Given exercise: Locate every line below that contains the word "External" and copy it.

Data shown:
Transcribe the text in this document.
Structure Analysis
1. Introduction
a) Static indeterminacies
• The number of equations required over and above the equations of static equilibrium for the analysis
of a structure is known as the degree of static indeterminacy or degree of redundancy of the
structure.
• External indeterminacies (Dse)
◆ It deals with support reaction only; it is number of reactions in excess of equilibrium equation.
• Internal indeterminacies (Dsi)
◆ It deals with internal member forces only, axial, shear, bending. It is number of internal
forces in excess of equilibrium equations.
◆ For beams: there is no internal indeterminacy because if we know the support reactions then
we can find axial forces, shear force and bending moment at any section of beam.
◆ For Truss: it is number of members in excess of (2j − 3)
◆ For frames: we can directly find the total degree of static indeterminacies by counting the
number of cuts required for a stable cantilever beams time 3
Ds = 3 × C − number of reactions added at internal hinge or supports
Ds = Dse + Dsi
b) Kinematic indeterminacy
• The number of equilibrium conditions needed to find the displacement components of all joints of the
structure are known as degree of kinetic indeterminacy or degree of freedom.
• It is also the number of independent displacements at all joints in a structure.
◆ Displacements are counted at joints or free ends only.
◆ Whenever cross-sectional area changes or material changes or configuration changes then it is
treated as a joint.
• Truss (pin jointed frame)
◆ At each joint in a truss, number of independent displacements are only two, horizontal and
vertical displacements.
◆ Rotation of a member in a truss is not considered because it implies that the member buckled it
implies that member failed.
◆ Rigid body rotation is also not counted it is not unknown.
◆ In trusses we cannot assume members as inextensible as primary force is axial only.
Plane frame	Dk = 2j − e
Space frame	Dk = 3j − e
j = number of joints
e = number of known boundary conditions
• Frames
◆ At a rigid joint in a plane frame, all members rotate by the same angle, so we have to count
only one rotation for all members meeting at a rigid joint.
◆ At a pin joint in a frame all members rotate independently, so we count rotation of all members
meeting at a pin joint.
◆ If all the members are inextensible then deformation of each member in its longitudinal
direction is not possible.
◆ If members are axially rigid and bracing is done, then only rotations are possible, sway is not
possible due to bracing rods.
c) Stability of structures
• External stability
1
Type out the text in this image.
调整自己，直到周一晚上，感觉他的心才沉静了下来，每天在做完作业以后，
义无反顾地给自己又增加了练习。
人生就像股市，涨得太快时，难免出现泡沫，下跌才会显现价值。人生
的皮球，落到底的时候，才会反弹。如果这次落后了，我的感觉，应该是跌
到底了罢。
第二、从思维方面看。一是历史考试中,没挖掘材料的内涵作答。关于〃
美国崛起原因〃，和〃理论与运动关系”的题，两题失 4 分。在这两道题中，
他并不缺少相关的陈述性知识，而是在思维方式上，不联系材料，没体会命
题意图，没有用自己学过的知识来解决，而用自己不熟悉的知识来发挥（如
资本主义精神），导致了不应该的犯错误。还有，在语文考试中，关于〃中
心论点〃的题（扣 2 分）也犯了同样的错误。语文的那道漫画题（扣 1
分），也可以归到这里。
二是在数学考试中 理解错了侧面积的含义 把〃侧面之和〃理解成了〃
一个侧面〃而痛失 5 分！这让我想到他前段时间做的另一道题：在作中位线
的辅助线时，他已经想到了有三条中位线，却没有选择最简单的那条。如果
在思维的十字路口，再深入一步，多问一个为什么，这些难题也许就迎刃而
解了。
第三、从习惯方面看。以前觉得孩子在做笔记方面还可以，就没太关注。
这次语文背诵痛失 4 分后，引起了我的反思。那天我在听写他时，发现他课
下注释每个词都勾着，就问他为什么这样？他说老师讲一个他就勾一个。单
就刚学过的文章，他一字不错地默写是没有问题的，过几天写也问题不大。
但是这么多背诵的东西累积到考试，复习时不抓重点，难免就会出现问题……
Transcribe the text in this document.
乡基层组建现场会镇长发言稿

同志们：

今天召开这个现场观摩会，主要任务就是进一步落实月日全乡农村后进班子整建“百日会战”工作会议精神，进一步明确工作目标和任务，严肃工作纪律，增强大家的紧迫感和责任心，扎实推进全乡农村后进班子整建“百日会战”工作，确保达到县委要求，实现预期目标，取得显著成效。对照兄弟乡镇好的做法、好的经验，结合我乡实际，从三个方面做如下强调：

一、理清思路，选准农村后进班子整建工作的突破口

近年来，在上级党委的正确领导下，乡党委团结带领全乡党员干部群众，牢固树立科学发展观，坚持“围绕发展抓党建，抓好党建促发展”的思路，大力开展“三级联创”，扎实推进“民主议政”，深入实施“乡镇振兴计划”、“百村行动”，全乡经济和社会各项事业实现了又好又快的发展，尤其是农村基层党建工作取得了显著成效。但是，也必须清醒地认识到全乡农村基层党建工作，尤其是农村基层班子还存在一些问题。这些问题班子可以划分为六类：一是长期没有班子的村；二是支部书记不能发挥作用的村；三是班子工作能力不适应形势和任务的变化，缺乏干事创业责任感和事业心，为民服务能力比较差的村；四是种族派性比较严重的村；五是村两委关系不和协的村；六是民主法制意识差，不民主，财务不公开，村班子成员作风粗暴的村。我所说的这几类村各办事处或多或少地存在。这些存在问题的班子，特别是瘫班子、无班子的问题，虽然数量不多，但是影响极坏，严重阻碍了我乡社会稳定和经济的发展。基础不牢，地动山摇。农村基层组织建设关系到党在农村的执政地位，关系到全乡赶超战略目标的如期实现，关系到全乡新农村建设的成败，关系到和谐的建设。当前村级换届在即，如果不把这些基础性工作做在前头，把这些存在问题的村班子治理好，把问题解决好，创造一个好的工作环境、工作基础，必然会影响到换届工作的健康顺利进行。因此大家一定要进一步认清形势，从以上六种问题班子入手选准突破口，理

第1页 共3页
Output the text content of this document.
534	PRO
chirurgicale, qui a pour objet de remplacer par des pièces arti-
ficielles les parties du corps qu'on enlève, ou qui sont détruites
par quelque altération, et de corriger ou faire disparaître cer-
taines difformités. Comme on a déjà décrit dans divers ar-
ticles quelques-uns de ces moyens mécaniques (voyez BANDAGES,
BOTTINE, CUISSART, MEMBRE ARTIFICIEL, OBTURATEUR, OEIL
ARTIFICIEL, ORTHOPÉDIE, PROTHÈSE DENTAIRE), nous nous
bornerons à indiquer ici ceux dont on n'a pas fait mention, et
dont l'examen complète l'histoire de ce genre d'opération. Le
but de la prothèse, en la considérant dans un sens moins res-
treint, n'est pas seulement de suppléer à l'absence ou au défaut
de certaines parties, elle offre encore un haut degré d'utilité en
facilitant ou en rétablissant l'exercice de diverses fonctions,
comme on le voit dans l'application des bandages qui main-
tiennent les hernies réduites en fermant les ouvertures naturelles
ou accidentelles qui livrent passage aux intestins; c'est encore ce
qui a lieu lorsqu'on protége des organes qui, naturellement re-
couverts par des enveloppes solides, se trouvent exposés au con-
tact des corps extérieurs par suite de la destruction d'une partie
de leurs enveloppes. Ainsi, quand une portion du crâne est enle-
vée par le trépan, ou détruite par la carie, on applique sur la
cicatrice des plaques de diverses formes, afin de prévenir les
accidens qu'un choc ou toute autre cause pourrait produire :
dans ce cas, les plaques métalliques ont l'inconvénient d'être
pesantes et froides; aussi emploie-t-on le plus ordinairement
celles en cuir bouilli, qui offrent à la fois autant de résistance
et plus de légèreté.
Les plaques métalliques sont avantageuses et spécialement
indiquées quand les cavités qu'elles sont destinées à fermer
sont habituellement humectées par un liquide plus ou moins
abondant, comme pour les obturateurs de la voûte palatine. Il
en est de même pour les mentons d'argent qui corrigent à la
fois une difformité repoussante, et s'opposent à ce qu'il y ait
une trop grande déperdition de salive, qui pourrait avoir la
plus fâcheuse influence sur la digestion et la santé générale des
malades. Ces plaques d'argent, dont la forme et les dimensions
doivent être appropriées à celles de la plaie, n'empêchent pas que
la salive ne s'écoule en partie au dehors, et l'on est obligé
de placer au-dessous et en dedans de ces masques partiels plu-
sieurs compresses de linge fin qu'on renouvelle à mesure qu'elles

Correct response:
• External indeterminacies (Dse)
• External stability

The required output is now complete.